Retype the full set of records. Keep every character identical.

--- START OF MATERIALS PROVIDED ---

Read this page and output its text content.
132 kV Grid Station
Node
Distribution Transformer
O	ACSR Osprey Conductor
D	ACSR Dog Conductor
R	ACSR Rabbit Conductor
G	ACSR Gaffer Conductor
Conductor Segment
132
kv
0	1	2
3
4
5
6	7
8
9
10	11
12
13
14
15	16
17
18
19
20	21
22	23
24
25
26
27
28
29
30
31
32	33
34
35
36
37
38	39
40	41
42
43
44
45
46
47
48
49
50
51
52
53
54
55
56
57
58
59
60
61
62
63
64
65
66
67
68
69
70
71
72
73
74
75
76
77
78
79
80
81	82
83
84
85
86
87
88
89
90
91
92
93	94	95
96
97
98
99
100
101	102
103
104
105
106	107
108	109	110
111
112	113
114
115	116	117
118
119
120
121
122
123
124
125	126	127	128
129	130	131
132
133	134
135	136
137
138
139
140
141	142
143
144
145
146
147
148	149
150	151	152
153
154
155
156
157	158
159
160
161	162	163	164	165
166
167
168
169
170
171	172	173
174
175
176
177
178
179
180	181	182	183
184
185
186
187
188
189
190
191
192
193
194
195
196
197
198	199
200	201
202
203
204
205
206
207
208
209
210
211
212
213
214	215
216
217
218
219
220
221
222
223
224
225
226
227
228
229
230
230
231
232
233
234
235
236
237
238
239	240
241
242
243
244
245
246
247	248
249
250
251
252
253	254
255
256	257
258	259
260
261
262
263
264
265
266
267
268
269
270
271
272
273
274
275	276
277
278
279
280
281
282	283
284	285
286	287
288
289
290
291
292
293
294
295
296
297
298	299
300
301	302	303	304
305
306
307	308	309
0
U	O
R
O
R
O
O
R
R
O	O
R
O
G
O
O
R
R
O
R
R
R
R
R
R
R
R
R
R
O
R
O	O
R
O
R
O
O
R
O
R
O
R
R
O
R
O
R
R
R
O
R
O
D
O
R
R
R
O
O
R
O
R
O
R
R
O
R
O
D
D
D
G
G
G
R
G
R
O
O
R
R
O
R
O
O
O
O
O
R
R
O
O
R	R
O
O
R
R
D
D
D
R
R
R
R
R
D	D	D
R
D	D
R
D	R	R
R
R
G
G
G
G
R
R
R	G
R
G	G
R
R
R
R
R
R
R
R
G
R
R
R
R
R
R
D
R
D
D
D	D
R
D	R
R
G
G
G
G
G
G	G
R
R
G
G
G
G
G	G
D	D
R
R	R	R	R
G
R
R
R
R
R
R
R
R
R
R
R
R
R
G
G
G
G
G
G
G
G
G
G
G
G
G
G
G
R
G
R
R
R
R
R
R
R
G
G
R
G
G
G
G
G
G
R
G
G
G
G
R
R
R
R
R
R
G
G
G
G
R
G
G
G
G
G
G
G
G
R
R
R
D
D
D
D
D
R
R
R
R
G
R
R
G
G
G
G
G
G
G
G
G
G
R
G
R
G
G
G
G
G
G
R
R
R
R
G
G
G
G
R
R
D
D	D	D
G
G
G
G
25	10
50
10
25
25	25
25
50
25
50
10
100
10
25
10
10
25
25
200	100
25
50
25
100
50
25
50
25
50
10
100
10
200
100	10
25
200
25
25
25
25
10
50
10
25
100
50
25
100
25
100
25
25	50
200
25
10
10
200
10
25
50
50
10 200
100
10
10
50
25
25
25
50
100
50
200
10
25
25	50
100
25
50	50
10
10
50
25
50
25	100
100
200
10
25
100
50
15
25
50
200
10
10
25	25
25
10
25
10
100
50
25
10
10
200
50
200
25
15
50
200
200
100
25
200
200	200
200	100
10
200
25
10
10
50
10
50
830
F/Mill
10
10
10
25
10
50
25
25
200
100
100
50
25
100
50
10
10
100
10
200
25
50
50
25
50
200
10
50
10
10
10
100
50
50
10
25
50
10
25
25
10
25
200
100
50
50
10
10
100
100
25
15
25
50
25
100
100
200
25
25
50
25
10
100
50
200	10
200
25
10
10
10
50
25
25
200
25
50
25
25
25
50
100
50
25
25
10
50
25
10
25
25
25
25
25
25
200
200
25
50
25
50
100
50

--- END OF MATERIALS PROVIDED ---

● EXPECTED OUTPUT:
Read this page and output its text content.
132 kV Grid Station
Node
Distribution Transformer
O	ACSR Osprey Conductor
D	ACSR Dog Conductor
R	ACSR Rabbit Conductor
G	ACSR Gaffer Conductor
Conductor Segment
132
kv
0	1	2
3
4
5
6	7
8
9
10	11
12
13
14
15	16
17
18
19
20	21
22	23
24
25
26
27
28
29
30
31
32	33
34
35
36
37
38	39
40	41
42
43
44
45
46
47
48
49
50
51
52
53
54
55
56
57
58
59
60
61
62
63
64
65
66
67
68
69
70
71
72
73
74
75
76
77
78
79
80
81	82
83
84
85
86
87
88
89
90
91
92
93	94	95
96
97
98
99
100
101	102
103
104
105
106	107
108	109	110
111
112	113
114
115	116	117
118
119
120
121
122
123
124
125	126	127	128
129	130	131
132
133	134
135	136
137
138
139
140
141	142
143
144
145
146
147
148	149
150	151	152
153
154
155
156
157	158
159
160
161	162	163	164	165
166
167
168
169
170
171	172	173
174
175
176
177
178
179
180	181	182	183
184
185
186
187
188
189
190
191
192
193
194
195
196
197
198	199
200	201
202
203
204
205
206
207
208
209
210
211
212
213
214	215
216
217
218
219
220
221
222
223
224
225
226
227
228
229
230
230
231
232
233
234
235
236
237
238
239	240
241
242
243
244
245
246
247	248
249
250
251
252
253	254
255
256	257
258	259
260
261
262
263
264
265
266
267
268
269
270
271
272
273
274
275	276
277
278
279
280
281
282	283
284	285
286	287
288
289
290
291
292
293
294
295
296
297
298	299
300
301	302	303	304
305
306
307	308	309
0
U	O
R
O
R
O
O
R
R
O	O
R
O
G
O
O
R
R
O
R
R
R
R
R
R
R
R
R
R
O
R
O	O
R
O
R
O
O
R
O
R
O
R
R
O
R
O
R
R
R
O
R
O
D
O
R
R
R
O
O
R
O
R
O
R
R
O
R
O
D
D
D
G
G
G
R
G
R
O
O
R
R
O
R
O
O
O
O
O
R
R
O
O
R	R
O
O
R
R
D
D
D
R
R
R
R
R
D	D	D
R
D	D
R
D	R	R
R
R
G
G
G
G
R
R
R	G
R
G	G
R
R
R
R
R
R
R
R
G
R
R
R
R
R
R
D
R
D
D
D	D
R
D	R
R
G
G
G
G
G
G	G
R
R
G
G
G
G
G	G
D	D
R
R	R	R	R
G
R
R
R
R
R
R
R
R
R
R
R
R
R
G
G
G
G
G
G
G
G
G
G
G
G
G
G
G
R
G
R
R
R
R
R
R
R
G
G
R
G
G
G
G
G
G
R
G
G
G
G
R
R
R
R
R
R
G
G
G
G
R
G
G
G
G
G
G
G
G
R
R
R
D
D
D
D
D
R
R
R
R
G
R
R
G
G
G
G
G
G
G
G
G
G
R
G
R
G
G
G
G
G
G
R
R
R
R
G
G
G
G
R
R
D
D	D	D
G
G
G
G
25	10
50
10
25
25	25
25
50
25
50
10
100
10
25
10
10
25
25
200	100
25
50
25
100
50
25
50
25
50
10
100
10
200
100	10
25
200
25
25
25
25
10
50
10
25
100
50
25
100
25
100
25
25	50
200
25
10
10
200
10
25
50
50
10 200
100
10
10
50
25
25
25
50
100
50
200
10
25
25	50
100
25
50	50
10
10
50
25
50
25	100
100
200
10
25
100
50
15
25
50
200
10
10
25	25
25
10
25
10
100
50
25
10
10
200
50
200
25
15
50
200
200
100
25
200
200	200
200	100
10
200
25
10
10
50
10
50
830
F/Mill
10
10
10
25
10
50
25
25
200
100
100
50
25
100
50
10
10
100
10
200
25
50
50
25
50
200
10
50
10
10
10
100
50
50
10
25
50
10
25
25
10
25
200
100
50
50
10
10
100
100
25
15
25
50
25
100
100
200
25
25
50
25
10
100
50
200	10
200
25
10
10
10
50
25
25
200
25
50
25
25
25
50
100
50
25
25
10
50
25
10
25
25
25
25
25
25
200
200
25
50
25
50
100
50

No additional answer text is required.